→ TASK OBJECTIVE: Retype the material that follows, keeping every word as it is.

→ DATA EXCERPTS:
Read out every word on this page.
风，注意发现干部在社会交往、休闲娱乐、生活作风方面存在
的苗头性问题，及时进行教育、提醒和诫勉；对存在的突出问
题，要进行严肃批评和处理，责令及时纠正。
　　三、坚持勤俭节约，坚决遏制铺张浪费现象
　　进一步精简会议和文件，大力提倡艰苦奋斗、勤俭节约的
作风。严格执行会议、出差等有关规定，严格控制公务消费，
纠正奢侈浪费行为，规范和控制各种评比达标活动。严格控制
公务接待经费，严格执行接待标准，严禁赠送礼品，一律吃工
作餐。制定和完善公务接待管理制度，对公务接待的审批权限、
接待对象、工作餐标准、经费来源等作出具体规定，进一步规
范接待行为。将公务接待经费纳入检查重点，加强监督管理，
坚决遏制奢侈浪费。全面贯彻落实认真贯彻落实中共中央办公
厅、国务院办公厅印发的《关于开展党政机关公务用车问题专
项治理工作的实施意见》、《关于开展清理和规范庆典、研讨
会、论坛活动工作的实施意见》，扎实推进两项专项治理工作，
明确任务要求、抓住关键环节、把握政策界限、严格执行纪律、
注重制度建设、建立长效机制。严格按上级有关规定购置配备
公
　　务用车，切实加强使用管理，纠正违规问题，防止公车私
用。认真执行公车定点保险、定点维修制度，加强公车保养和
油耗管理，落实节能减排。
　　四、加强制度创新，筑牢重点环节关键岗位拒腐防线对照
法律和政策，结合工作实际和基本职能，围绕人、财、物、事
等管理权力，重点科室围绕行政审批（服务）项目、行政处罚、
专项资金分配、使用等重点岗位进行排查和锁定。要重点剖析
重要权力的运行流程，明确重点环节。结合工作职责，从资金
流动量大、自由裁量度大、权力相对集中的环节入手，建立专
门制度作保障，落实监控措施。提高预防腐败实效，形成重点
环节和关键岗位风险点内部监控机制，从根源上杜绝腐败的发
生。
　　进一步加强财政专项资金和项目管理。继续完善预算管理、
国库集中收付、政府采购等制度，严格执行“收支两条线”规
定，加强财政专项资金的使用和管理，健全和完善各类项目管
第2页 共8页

→ OUTPUT:
Read out every word on this page.
风，注意发现干部在社会交往、休闲娱乐、生活作风方面存在
的苗头性问题，及时进行教育、提醒和诫勉；对存在的突出问
题，要进行严肃批评和处理，责令及时纠正。
　　三、坚持勤俭节约，坚决遏制铺张浪费现象
　　进一步精简会议和文件，大力提倡艰苦奋斗、勤俭节约的
作风。严格执行会议、出差等有关规定，严格控制公务消费，
纠正奢侈浪费行为，规范和控制各种评比达标活动。严格控制
公务接待经费，严格执行接待标准，严禁赠送礼品，一律吃工
作餐。制定和完善公务接待管理制度，对公务接待的审批权限、
接待对象、工作餐标准、经费来源等作出具体规定，进一步规
范接待行为。将公务接待经费纳入检查重点，加强监督管理，
坚决遏制奢侈浪费。全面贯彻落实认真贯彻落实中共中央办公
厅、国务院办公厅印发的《关于开展党政机关公务用车问题专
项治理工作的实施意见》、《关于开展清理和规范庆典、研讨
会、论坛活动工作的实施意见》，扎实推进两项专项治理工作，
明确任务要求、抓住关键环节、把握政策界限、严格执行纪律、
注重制度建设、建立长效机制。严格按上级有关规定购置配备
公
　　务用车，切实加强使用管理，纠正违规问题，防止公车私
用。认真执行公车定点保险、定点维修制度，加强公车保养和
油耗管理，落实节能减排。
　　四、加强制度创新，筑牢重点环节关键岗位拒腐防线对照
法律和政策，结合工作实际和基本职能，围绕人、财、物、事
等管理权力，重点科室围绕行政审批（服务）项目、行政处罚、
专项资金分配、使用等重点岗位进行排查和锁定。要重点剖析
重要权力的运行流程，明确重点环节。结合工作职责，从资金
流动量大、自由裁量度大、权力相对集中的环节入手，建立专
门制度作保障，落实监控措施。提高预防腐败实效，形成重点
环节和关键岗位风险点内部监控机制，从根源上杜绝腐败的发
生。
　　进一步加强财政专项资金和项目管理。继续完善预算管理、
国库集中收付、政府采购等制度，严格执行“收支两条线”规
定，加强财政专项资金的使用和管理，健全和完善各类项目管
第2页 共8页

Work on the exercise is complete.